What is being asked => Search the material for the string "DDQL" and copy each line where it occurs.

Dataset records =>
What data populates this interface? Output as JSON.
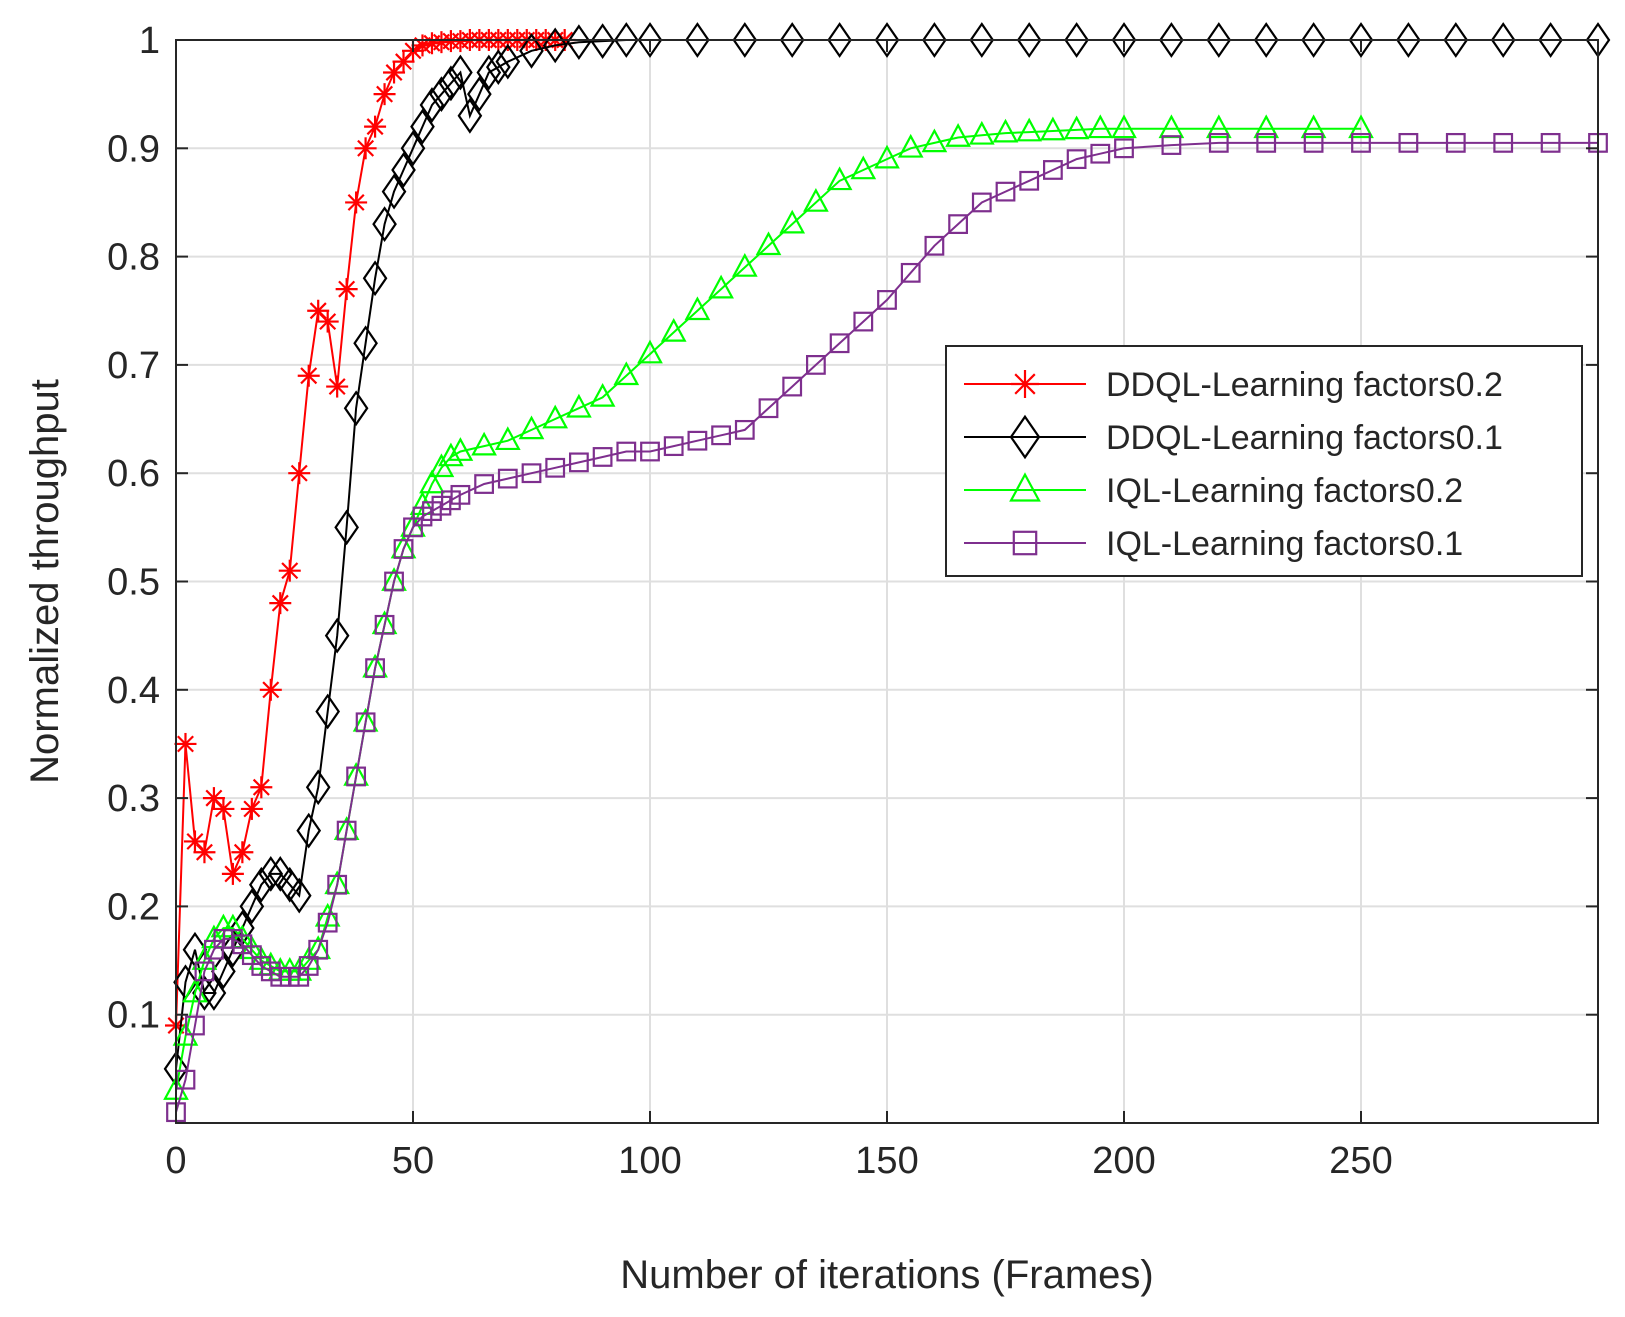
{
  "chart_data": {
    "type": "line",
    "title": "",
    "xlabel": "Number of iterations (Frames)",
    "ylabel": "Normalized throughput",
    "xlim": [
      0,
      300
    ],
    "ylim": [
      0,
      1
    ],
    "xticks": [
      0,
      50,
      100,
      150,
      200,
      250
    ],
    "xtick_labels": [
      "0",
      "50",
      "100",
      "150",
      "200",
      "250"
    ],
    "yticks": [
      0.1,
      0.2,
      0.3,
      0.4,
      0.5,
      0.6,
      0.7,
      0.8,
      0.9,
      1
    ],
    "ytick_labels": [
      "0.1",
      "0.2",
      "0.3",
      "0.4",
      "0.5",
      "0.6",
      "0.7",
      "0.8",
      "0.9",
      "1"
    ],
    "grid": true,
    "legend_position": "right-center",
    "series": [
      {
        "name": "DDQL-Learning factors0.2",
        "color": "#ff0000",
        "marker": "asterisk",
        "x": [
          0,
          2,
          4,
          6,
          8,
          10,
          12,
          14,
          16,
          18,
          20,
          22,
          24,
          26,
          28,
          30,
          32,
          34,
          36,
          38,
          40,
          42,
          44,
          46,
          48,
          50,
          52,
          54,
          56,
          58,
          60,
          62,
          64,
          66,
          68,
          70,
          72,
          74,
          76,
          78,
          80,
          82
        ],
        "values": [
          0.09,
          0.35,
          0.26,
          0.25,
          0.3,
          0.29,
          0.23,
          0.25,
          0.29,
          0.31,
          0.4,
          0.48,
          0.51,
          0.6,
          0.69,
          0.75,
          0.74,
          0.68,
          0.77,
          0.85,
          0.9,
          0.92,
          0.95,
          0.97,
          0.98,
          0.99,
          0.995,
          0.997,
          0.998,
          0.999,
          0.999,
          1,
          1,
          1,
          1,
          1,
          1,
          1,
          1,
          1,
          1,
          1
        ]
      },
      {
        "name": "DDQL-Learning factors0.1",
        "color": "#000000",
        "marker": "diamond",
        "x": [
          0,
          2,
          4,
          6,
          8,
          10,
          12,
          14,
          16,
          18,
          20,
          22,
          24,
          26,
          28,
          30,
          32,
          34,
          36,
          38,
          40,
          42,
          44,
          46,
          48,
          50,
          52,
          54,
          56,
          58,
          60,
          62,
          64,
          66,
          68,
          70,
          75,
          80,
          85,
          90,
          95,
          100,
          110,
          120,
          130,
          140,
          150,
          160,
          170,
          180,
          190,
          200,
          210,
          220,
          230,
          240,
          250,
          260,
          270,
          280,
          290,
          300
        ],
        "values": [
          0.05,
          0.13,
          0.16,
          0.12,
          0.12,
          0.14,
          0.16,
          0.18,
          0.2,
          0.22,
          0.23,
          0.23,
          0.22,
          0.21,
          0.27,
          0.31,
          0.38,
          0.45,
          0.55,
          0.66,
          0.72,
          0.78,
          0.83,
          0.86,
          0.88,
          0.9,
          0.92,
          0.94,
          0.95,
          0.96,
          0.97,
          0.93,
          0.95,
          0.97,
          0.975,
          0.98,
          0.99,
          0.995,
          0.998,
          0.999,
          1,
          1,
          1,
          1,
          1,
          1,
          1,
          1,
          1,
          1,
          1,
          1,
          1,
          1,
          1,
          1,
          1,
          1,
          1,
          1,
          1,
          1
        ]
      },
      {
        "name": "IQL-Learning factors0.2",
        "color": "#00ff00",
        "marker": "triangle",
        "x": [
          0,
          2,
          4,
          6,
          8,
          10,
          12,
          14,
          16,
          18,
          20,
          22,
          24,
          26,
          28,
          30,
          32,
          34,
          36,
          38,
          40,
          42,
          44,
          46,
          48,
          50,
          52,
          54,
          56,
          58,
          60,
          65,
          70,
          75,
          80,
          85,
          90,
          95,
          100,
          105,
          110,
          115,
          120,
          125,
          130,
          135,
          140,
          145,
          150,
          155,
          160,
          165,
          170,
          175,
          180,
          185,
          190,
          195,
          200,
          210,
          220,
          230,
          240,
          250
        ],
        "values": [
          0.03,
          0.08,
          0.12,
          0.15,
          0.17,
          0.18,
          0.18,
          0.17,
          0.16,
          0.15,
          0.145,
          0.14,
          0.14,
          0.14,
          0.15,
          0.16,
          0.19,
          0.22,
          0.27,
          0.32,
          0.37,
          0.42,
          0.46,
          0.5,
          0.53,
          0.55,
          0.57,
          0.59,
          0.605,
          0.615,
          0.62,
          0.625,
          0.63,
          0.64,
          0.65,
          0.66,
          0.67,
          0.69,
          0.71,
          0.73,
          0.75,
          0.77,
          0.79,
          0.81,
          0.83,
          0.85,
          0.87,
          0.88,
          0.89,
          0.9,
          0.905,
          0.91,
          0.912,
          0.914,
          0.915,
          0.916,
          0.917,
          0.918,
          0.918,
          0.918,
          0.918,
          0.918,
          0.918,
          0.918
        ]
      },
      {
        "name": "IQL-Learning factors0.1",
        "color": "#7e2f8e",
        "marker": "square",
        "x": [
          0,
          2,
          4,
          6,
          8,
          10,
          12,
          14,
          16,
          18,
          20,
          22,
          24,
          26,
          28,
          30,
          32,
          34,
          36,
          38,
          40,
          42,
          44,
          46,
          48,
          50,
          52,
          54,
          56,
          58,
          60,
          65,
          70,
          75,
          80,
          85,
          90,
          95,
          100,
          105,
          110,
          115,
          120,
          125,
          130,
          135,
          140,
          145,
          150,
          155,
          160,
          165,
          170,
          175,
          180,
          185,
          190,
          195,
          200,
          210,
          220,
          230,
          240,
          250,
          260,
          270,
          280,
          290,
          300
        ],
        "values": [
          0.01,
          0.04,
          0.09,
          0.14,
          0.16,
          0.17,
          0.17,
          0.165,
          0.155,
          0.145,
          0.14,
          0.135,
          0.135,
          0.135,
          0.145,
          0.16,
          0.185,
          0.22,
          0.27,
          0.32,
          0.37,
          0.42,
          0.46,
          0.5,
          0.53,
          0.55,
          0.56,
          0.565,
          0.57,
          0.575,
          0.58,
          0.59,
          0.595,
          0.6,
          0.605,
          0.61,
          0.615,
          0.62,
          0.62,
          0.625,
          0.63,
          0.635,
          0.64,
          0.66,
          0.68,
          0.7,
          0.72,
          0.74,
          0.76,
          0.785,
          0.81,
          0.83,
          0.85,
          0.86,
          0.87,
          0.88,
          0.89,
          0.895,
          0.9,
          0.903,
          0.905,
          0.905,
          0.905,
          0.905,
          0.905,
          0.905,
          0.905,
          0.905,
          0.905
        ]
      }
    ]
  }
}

Completed task =>
        "name": "DDQL-Learning factors0.2",
        "name": "DDQL-Learning factors0.1",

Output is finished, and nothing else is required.